Instructions for the task
Find every line below that contains the word "page" and copy it out.

--- begin Given information ---

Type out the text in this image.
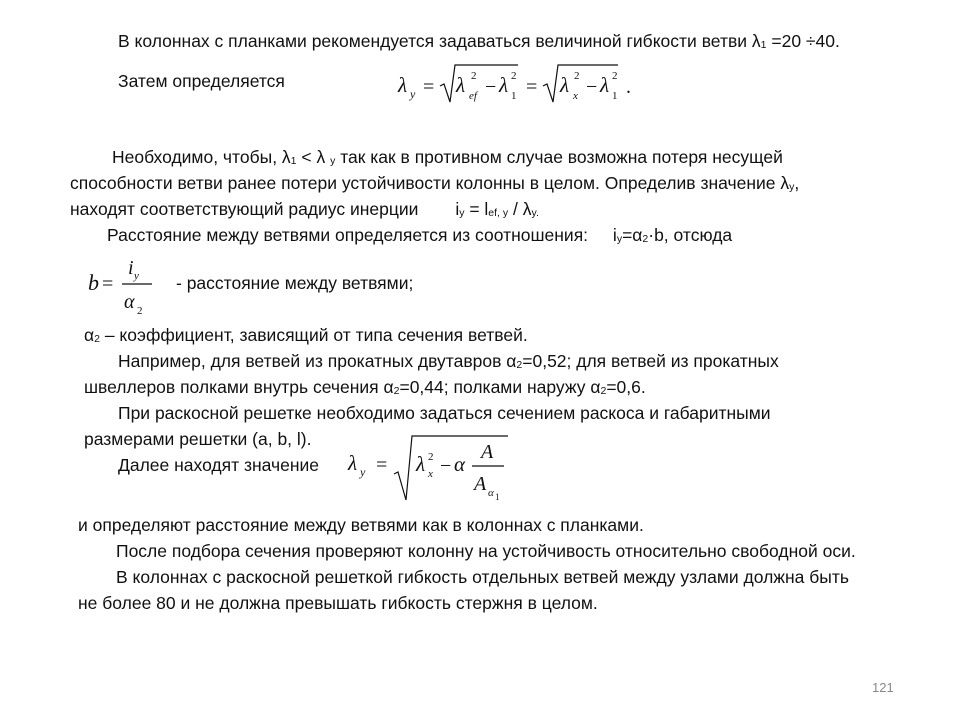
В колоннах с планками рекомендуется задаваться величиной гибкости ветви λ1 =20 ÷40.
Затем определяется	λ y = λ ef
2 − λ 2
1 = λ x
2 − λ 2
1 .
Необходимо, чтобы, λ1 < λ y так как в противном случае возможна потеря несущей
способности ветви ранее потери устойчивости колонны в целом. Определив значение λy,
находят соответствующий радиус инерции iy = lef, y / λy.
Расстояние между ветвями определяется из соотношения: iy=α2·b, отсюда
b =
i y
α 2
- расстояние между ветвями;
α2 – коэффициент, зависящий от типа сечения ветвей.
Например, для ветвей из прокатных двутавров α2=0,52; для ветвей из прокатных
швеллеров полками внутрь сечения α2=0,44; полками наружу α2=0,6.
При раскосной решетке необходимо задаться сечением раскоса и габаритными
размерами решетки (a, b, l).
Далее находят значение λ y = λ x
2 − α A
A α 1
и определяют расстояние между ветвями как в колоннах с планками.
После подбора сечения проверяют колонну на устойчивость относительно свободной оси.
В колоннах с раскосной решеткой гибкость отдельных ветвей между узлами должна быть
не более 80 и не должна превышать гибкость стержня в целом.
121
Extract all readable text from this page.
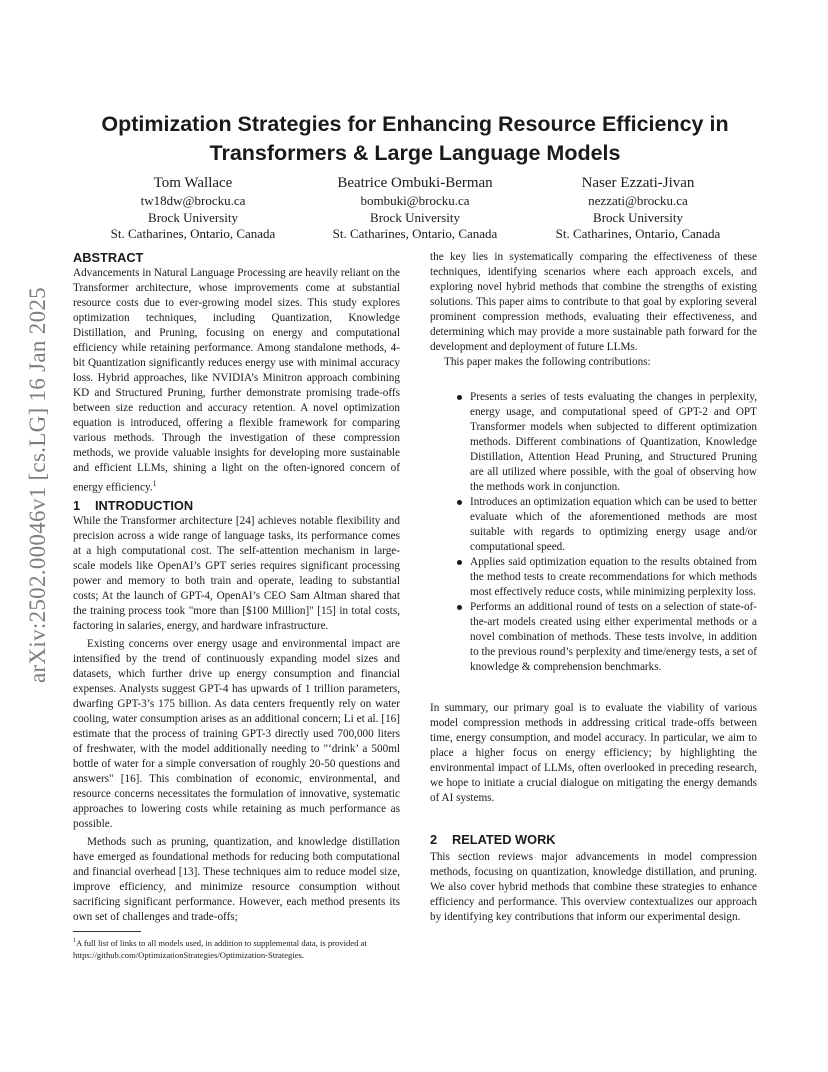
arXiv:2502.00046v1 [cs.LG] 16 Jan 2025
Optimization Strategies for Enhancing Resource Efficiency in Transformers & Large Language Models
Tom Wallace
tw18dw@brocku.ca
Brock University
St. Catharines, Ontario, Canada
Beatrice Ombuki-Berman
bombuki@brocku.ca
Brock University
St. Catharines, Ontario, Canada
Naser Ezzati-Jivan
nezzati@brocku.ca
Brock University
St. Catharines, Ontario, Canada
ABSTRACT

Advancements in Natural Language Processing are heavily reliant on the Transformer architecture, whose improvements come at substantial resource costs due to ever-growing model sizes. This study explores optimization techniques, including Quantization, Knowledge Distillation, and Pruning, focusing on energy and computational efficiency while retaining performance. Among standalone methods, 4-bit Quantization significantly reduces energy use with minimal accuracy loss. Hybrid approaches, like NVIDIA’s Minitron approach combining KD and Structured Pruning, further demonstrate promising trade-offs between size reduction and accuracy retention. A novel optimization equation is introduced, offering a flexible framework for comparing various methods. Through the investigation of these compression methods, we provide valuable insights for developing more sustainable and efficient LLMs, shining a light on the often-ignored concern of energy efficiency.$^1$

1 INTRODUCTION

While the Transformer architecture [24] achieves notable flexibility and precision across a wide range of language tasks, its performance comes at a high computational cost. The self-attention mechanism in large-scale models like OpenAI’s GPT series requires significant processing power and memory to both train and operate, leading to substantial costs; At the launch of GPT-4, OpenAI’s CEO Sam Altman shared that the training process took "more than [$100 Million]" [15] in total costs, factoring in salaries, energy, and hardware infrastructure.

Existing concerns over energy usage and environmental impact are intensified by the trend of continuously expanding model sizes and datasets, which further drive up energy consumption and financial expenses. Analysts suggest GPT-4 has upwards of 1 trillion parameters, dwarfing GPT-3’s 175 billion. As data centers frequently rely on water cooling, water consumption arises as an additional concern; Li et al. [16] estimate that the process of training GPT-3 directly used 700,000 liters of freshwater, with the model additionally needing to "‘drink’ a 500ml bottle of water for a simple conversation of roughly 20-50 questions and answers" [16]. This combination of economic, environmental, and resource concerns necessitates the formulation of innovative, systematic approaches to lowering costs while retaining as much performance as possible.

Methods such as pruning, quantization, and knowledge distillation have emerged as foundational methods for reducing both computational and financial overhead [13]. These techniques aim to reduce model size, improve efficiency, and minimize resource consumption without sacrificing significant performance. However, each method presents its own set of challenges and trade-offs;

$^1$A full list of links to all models used, in addition to supplemental data, is provided at https://github.com/OptimizationStrategies/Optimization-Strategies.

the key lies in systematically comparing the effectiveness of these techniques, identifying scenarios where each approach excels, and exploring novel hybrid methods that combine the strengths of existing solutions. This paper aims to contribute to that goal by exploring several prominent compression methods, evaluating their effectiveness, and determining which may provide a more sustainable path forward for the development and deployment of future LLMs.

This paper makes the following contributions:

Presents a series of tests evaluating the changes in perplexity, energy usage, and computational speed of GPT-2 and OPT Transformer models when subjected to different optimization methods. Different combinations of Quantization, Knowledge Distillation, Attention Head Pruning, and Structured Pruning are all utilized where possible, with the goal of observing how the methods work in conjunction.
Introduces an optimization equation which can be used to better evaluate which of the aforementioned methods are most suitable with regards to optimizing energy usage and/or computational speed.
Applies said optimization equation to the results obtained from the method tests to create recommendations for which methods most effectively reduce costs, while minimizing perplexity loss.
Performs an additional round of tests on a selection of state-of-the-art models created using either experimental methods or a novel combination of methods. These tests involve, in addition to the previous round’s perplexity and time/energy tests, a set of knowledge & comprehension benchmarks.

In summary, our primary goal is to evaluate the viability of various model compression methods in addressing critical trade-offs between time, energy consumption, and model accuracy. In particular, we aim to place a higher focus on energy efficiency; by highlighting the environmental impact of LLMs, often overlooked in preceding research, we hope to initiate a crucial dialogue on mitigating the energy demands of AI systems.

2 RELATED WORK

This section reviews major advancements in model compression methods, focusing on quantization, knowledge distillation, and pruning. We also cover hybrid methods that combine these strategies to enhance efficiency and performance. This overview contextualizes our approach by identifying key contributions that inform our experimental design.
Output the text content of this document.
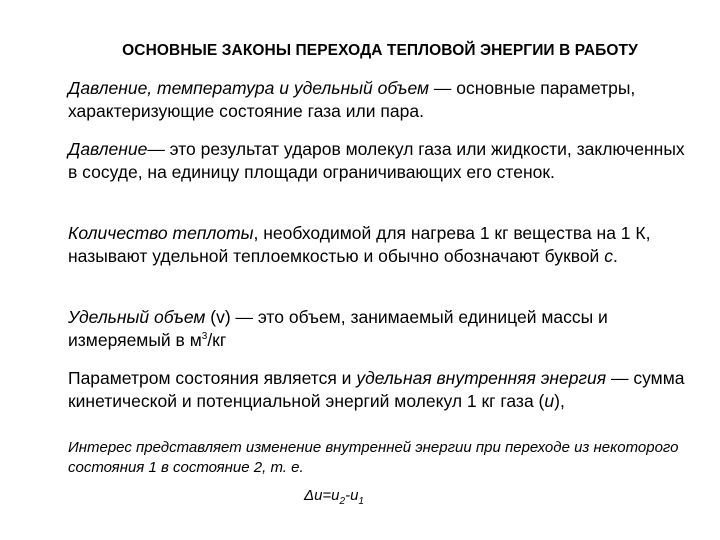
ОСНОВНЫЕ ЗАКОНЫ ПЕРЕХОДА ТЕПЛОВОЙ ЭНЕРГИИ В РАБОТУ
Давление, температура и удельный объем — основные параметры, характеризующие состояние газа или пара.
Давление— это результат ударов молекул газа или жидкости, заключенных в сосуде, на единицу площади ограничивающих его стенок.
Количество теплоты, необходимой для нагрева 1 кг вещества на 1 К, называют удельной теплоемкостью и обычно обозначают буквой с.
Удельный объем (v) — это объем, занимаемый единицей массы и измеряемый в $м^3/кг$
Параметром состояния является и удельная внутренняя энергия — сумма кинетической и потенциальной энергий молекул 1 кг газа (u),
Интерес представляет изменение внутренней энергии при переходе из некоторого состояния 1 в состояние 2, т. е.
$\Delta u=u_2-u_1$
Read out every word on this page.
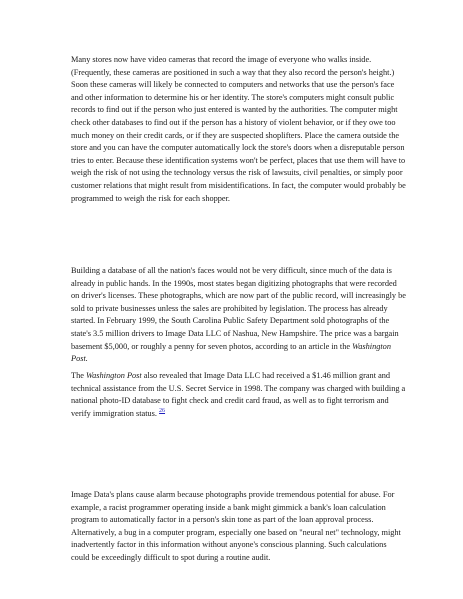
Many stores now have video cameras that record the image of everyone who walks inside. (Frequently, these cameras are positioned in such a way that they also record the person's height.) Soon these cameras will likely be connected to computers and networks that use the person's face and other information to determine his or her identity. The store's computers might consult public records to find out if the person who just entered is wanted by the authorities. The computer might check other databases to find out if the person has a history of violent behavior, or if they owe too much money on their credit cards, or if they are suspected shoplifters. Place the camera outside the store and you can have the computer automatically lock the store's doors when a disreputable person tries to enter. Because these identification systems won't be perfect, places that use them will have to weigh the risk of not using the technology versus the risk of lawsuits, civil penalties, or simply poor customer relations that might result from misidentifications. In fact, the computer would probably be programmed to weigh the risk for each shopper.

Building a database of all the nation's faces would not be very difficult, since much of the data is already in public hands. In the 1990s, most states began digitizing photographs that were recorded on driver's licenses. These photographs, which are now part of the public record, will increasingly be sold to private businesses unless the sales are prohibited by legislation. The process has already started. In February 1999, the South Carolina Public Safety Department sold photographs of the state's 3.5 million drivers to Image Data LLC of Nashua, New Hampshire. The price was a bargain basement $5,000, or roughly a penny for seven photos, according to an article in the Washington Post.

The Washington Post also revealed that Image Data LLC had received a $1.46 million grant and technical assistance from the U.S. Secret Service in 1998. The company was charged with building a national photo-ID database to fight check and credit card fraud, as well as to fight terrorism and verify immigration status. $^{26}$

Image Data's plans cause alarm because photographs provide tremendous potential for abuse. For example, a racist programmer operating inside a bank might gimmick a bank's loan calculation program to automatically factor in a person's skin tone as part of the loan approval process. Alternatively, a bug in a computer program, especially one based on "neural net" technology, might inadvertently factor in this information without anyone's conscious planning. Such calculations could be exceedingly difficult to spot during a routine audit.
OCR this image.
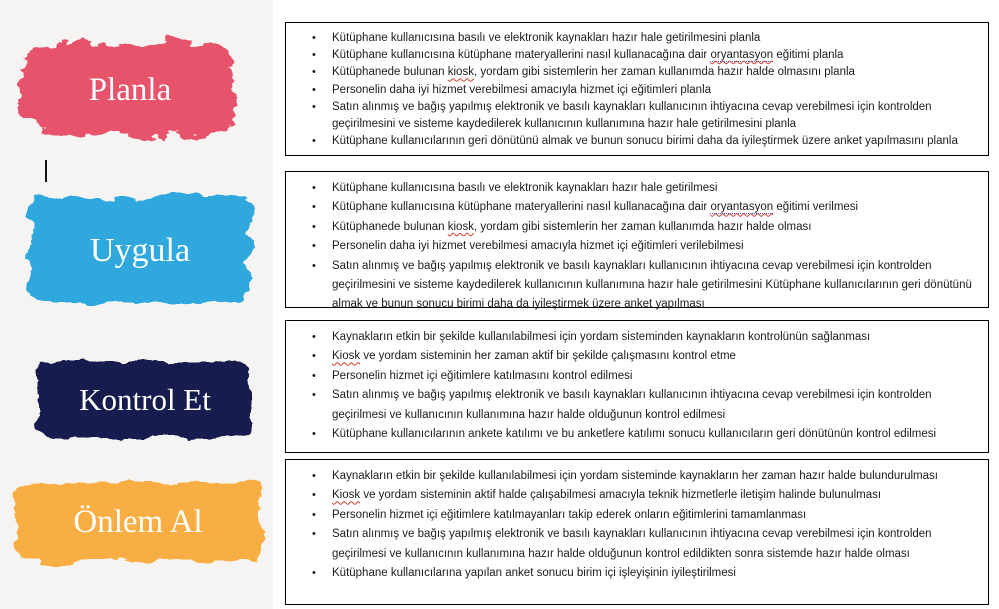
Planla
Uygula
Kontrol Et
Önlem Al
• Kütüphane kullanıcısına basılı ve elektronik kaynakları hazır hale getirilmesini planla
• Kütüphane kullanıcısına kütüphane materyallerini nasıl kullanacağına dair oryantasyon eğitimi planla
• Kütüphanede bulunan kiosk, yordam gibi sistemlerin her zaman kullanımda hazır halde olmasını planla
• Personelin daha iyi hizmet verebilmesi amacıyla hizmet içi eğitimleri planla
• Satın alınmış ve bağış yapılmış elektronik ve basılı kaynakları kullanıcının ihtiyacına cevap verebilmesi için kontrolden geçirilmesini ve sisteme kaydedilerek kullanıcının kullanımına hazır hale getirilmesini planla
• Kütüphane kullanıcılarının geri dönütünü almak ve bunun sonucu birimi daha da iyileştirmek üzere anket yapılmasını planla
• Kütüphane kullanıcısına basılı ve elektronik kaynakları hazır hale getirilmesi
• Kütüphane kullanıcısına kütüphane materyallerini nasıl kullanacağına dair oryantasyon eğitimi verilmesi
• Kütüphanede bulunan kiosk, yordam gibi sistemlerin her zaman kullanımda hazır halde olması
• Personelin daha iyi hizmet verebilmesi amacıyla hizmet içi eğitimleri verilebilmesi
• Satın alınmış ve bağış yapılmış elektronik ve basılı kaynakları kullanıcının ihtiyacına cevap verebilmesi için kontrolden geçirilmesini ve sisteme kaydedilerek kullanıcının kullanımına hazır hale getirilmesini Kütüphane kullanıcılarının geri dönütünü almak ve bunun sonucu birimi daha da iyileştirmek üzere anket yapılması
• Kaynakların etkin bir şekilde kullanılabilmesi için yordam sisteminden kaynakların kontrolünün sağlanması
• Kiosk ve yordam sisteminin her zaman aktif bir şekilde çalışmasını kontrol etme
• Personelin hizmet içi eğitimlere katılmasını kontrol edilmesi
• Satın alınmış ve bağış yapılmış elektronik ve basılı kaynakları kullanıcının ihtiyacına cevap verebilmesi için kontrolden geçirilmesi ve kullanıcının kullanımına hazır halde olduğunun kontrol edilmesi
• Kütüphane kullanıcılarının ankete katılımı ve bu anketlere katılımı sonucu kullanıcıların geri dönütünün kontrol edilmesi
• Kaynakların etkin bir şekilde kullanılabilmesi için yordam sisteminde kaynakların her zaman hazır halde bulundurulması
• Kiosk ve yordam sisteminin aktif halde çalışabilmesi amacıyla teknik hizmetlerle iletişim halinde bulunulması
• Personelin hizmet içi eğitimlere katılmayanları takip ederek onların eğitimlerini tamamlanması
• Satın alınmış ve bağış yapılmış elektronik ve basılı kaynakları kullanıcının ihtiyacına cevap verebilmesi için kontrolden geçirilmesi ve kullanıcının kullanımına hazır halde olduğunun kontrol edildikten sonra sistemde hazır halde olması
• Kütüphane kullanıcılarına yapılan anket sonucu birim içi işleyişinin iyileştirilmesi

--- end Given information ---

Response
Extract all readable text from this page.
Read out every word on this page.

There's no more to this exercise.